═══ Data supplied

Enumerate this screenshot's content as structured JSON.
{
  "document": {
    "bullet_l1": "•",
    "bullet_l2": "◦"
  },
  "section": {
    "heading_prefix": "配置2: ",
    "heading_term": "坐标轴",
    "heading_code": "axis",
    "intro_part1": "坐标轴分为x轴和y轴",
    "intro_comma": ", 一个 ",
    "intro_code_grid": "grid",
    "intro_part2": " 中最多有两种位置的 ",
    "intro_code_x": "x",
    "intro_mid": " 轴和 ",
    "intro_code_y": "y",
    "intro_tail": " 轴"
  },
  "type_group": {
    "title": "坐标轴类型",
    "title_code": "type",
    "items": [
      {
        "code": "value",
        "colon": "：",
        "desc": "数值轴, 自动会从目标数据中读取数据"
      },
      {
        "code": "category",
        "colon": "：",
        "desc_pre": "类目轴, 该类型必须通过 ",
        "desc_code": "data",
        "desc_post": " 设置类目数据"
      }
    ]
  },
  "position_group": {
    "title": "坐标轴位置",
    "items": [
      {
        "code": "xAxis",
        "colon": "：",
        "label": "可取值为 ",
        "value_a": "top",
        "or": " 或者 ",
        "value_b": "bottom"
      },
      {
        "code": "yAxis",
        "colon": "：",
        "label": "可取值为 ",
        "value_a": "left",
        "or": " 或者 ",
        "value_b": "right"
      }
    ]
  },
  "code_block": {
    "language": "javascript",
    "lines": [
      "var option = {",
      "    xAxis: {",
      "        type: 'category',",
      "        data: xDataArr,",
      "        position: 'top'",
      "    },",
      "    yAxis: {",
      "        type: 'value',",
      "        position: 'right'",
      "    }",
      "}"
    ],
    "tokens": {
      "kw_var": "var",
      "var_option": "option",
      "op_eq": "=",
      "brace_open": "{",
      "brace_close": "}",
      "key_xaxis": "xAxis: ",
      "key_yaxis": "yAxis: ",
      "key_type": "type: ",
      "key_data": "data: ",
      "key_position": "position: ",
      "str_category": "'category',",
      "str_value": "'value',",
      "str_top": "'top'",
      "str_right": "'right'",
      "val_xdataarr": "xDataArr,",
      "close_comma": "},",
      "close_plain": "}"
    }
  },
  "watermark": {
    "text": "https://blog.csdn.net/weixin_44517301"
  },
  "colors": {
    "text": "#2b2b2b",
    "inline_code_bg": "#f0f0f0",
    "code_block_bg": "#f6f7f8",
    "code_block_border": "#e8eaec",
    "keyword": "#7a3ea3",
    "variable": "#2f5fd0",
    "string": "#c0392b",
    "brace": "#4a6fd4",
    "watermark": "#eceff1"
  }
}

══════

All of the lines above must be returned exactly.

Enumerate this screenshot's content as structured JSON.
{
  "document": {
    "bullet_l1": "•",
    "bullet_l2": "◦"
  },
  "section": {
    "heading_prefix": "配置2: ",
    "heading_term": "坐标轴",
    "heading_code": "axis",
    "intro_part1": "坐标轴分为x轴和y轴",
    "intro_comma": ", 一个 ",
    "intro_code_grid": "grid",
    "intro_part2": " 中最多有两种位置的 ",
    "intro_code_x": "x",
    "intro_mid": " 轴和 ",
    "intro_code_y": "y",
    "intro_tail": " 轴"
  },
  "type_group": {
    "title": "坐标轴类型",
    "title_code": "type",
    "items": [
      {
        "code": "value",
        "colon": "：",
        "desc": "数值轴, 自动会从目标数据中读取数据"
      },
      {
        "code": "category",
        "colon": "：",
        "desc_pre": "类目轴, 该类型必须通过 ",
        "desc_code": "data",
        "desc_post": " 设置类目数据"
      }
    ]
  },
  "position_group": {
    "title": "坐标轴位置",
    "items": [
      {
        "code": "xAxis",
        "colon": "：",
        "label": "可取值为 ",
        "value_a": "top",
        "or": " 或者 ",
        "value_b": "bottom"
      },
      {
        "code": "yAxis",
        "colon": "：",
        "label": "可取值为 ",
        "value_a": "left",
        "or": " 或者 ",
        "value_b": "right"
      }
    ]
  },
  "code_block": {
    "language": "javascript",
    "lines": [
      "var option = {",
      "    xAxis: {",
      "        type: 'category',",
      "        data: xDataArr,",
      "        position: 'top'",
      "    },",
      "    yAxis: {",
      "        type: 'value',",
      "        position: 'right'",
      "    }",
      "}"
    ],
    "tokens": {
      "kw_var": "var",
      "var_option": "option",
      "op_eq": "=",
      "brace_open": "{",
      "brace_close": "}",
      "key_xaxis": "xAxis: ",
      "key_yaxis": "yAxis: ",
      "key_type": "type: ",
      "key_data": "data: ",
      "key_position": "position: ",
      "str_category": "'category',",
      "str_value": "'value',",
      "str_top": "'top'",
      "str_right": "'right'",
      "val_xdataarr": "xDataArr,",
      "close_comma": "},",
      "close_plain": "}"
    }
  },
  "watermark": {
    "text": "https://blog.csdn.net/weixin_44517301"
  },
  "colors": {
    "text": "#2b2b2b",
    "inline_code_bg": "#f0f0f0",
    "code_block_bg": "#f6f7f8",
    "code_block_border": "#e8eaec",
    "keyword": "#7a3ea3",
    "variable": "#2f5fd0",
    "string": "#c0392b",
    "brace": "#4a6fd4",
    "watermark": "#eceff1"
  }
}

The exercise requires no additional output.